**What you are asked to do**:
Each line that holds the word "文艺复兴艺术" should be returned.
— Start Material —
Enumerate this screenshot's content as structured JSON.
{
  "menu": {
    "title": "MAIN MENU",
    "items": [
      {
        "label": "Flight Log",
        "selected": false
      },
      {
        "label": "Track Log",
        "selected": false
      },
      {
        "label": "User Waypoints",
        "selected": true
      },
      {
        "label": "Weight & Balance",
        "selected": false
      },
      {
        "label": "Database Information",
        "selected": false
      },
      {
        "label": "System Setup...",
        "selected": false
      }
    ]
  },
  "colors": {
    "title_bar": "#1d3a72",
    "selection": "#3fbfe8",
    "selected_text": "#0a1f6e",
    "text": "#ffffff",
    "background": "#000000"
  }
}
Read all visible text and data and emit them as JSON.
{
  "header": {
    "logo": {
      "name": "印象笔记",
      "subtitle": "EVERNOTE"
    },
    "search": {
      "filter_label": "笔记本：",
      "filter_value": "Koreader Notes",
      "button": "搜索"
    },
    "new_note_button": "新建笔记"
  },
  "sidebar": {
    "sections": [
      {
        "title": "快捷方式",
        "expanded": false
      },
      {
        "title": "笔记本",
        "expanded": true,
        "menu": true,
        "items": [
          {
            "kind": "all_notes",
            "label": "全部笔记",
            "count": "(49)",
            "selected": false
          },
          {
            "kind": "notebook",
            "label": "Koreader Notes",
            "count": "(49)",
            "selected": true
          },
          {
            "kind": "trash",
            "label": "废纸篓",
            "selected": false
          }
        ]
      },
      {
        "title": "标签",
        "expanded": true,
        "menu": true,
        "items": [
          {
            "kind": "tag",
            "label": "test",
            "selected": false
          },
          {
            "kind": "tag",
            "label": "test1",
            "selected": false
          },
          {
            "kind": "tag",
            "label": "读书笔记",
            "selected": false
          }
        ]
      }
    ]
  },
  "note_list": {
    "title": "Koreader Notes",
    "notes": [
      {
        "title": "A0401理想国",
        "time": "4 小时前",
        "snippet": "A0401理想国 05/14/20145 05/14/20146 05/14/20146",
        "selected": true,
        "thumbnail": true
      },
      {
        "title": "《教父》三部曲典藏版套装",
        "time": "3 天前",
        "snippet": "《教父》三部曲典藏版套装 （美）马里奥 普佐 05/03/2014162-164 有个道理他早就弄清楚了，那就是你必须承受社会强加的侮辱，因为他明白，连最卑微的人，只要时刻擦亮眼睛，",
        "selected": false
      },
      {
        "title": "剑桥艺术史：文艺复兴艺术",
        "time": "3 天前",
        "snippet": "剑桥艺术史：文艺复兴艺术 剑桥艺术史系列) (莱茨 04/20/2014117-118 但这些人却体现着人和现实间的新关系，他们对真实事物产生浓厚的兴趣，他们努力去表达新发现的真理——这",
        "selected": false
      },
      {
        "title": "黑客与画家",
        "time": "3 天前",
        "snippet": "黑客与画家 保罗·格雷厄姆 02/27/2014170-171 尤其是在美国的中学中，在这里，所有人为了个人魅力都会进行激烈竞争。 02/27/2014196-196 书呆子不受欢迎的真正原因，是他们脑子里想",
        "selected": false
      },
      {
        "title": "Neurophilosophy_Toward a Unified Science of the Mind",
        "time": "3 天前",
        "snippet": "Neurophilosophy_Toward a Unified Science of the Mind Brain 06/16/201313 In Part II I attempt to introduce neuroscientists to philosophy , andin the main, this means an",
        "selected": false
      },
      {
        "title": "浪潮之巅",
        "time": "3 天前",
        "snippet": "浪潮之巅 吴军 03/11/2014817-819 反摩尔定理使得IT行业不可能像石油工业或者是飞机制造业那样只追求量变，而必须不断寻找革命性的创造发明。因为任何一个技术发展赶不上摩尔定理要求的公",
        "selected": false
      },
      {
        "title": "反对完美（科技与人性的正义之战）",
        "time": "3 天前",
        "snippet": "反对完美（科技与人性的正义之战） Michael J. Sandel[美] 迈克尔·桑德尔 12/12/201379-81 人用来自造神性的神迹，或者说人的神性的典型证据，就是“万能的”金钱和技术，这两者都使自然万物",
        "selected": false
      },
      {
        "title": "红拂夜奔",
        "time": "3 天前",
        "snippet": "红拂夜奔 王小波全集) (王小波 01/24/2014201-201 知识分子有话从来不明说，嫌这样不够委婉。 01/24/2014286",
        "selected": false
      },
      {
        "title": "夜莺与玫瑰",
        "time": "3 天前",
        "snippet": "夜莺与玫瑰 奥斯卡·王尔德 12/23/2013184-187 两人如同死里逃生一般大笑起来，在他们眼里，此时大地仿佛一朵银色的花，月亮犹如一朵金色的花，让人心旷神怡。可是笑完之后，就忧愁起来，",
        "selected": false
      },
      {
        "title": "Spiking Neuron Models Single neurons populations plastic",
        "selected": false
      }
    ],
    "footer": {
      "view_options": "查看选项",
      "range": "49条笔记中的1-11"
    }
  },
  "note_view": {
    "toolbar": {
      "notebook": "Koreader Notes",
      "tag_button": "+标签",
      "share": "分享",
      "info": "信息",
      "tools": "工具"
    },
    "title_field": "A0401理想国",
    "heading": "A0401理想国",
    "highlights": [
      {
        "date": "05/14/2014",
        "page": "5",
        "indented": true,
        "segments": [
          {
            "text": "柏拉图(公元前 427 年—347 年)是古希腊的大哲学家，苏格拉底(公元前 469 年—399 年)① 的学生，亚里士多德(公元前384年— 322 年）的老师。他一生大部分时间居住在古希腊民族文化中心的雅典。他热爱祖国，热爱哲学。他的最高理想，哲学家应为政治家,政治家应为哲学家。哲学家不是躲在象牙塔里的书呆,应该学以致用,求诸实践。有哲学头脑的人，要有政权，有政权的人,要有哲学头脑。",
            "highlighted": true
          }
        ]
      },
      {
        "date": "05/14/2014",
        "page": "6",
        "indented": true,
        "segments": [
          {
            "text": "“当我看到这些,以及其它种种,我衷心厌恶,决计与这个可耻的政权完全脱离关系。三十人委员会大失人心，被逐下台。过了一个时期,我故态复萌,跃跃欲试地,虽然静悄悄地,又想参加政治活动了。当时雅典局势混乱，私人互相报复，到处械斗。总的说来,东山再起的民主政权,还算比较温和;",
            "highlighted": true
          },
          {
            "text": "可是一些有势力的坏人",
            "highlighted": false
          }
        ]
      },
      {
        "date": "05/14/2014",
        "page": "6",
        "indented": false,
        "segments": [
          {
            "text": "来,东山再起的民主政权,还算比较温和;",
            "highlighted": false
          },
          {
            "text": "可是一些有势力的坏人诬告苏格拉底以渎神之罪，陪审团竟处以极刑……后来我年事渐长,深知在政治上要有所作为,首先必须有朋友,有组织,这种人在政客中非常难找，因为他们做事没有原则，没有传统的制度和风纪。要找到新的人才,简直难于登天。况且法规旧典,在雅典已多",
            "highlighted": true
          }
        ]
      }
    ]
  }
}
— End Material —
**Full response**:
        "title": "剑桥艺术史：文艺复兴艺术",
        "snippet": "剑桥艺术史：文艺复兴艺术 剑桥艺术史系列) (莱茨 04/20/2014117-118 但这些人却体现着人和现实间的新关系，他们对真实事物产生浓厚的兴趣，他们努力去表达新发现的真理——这",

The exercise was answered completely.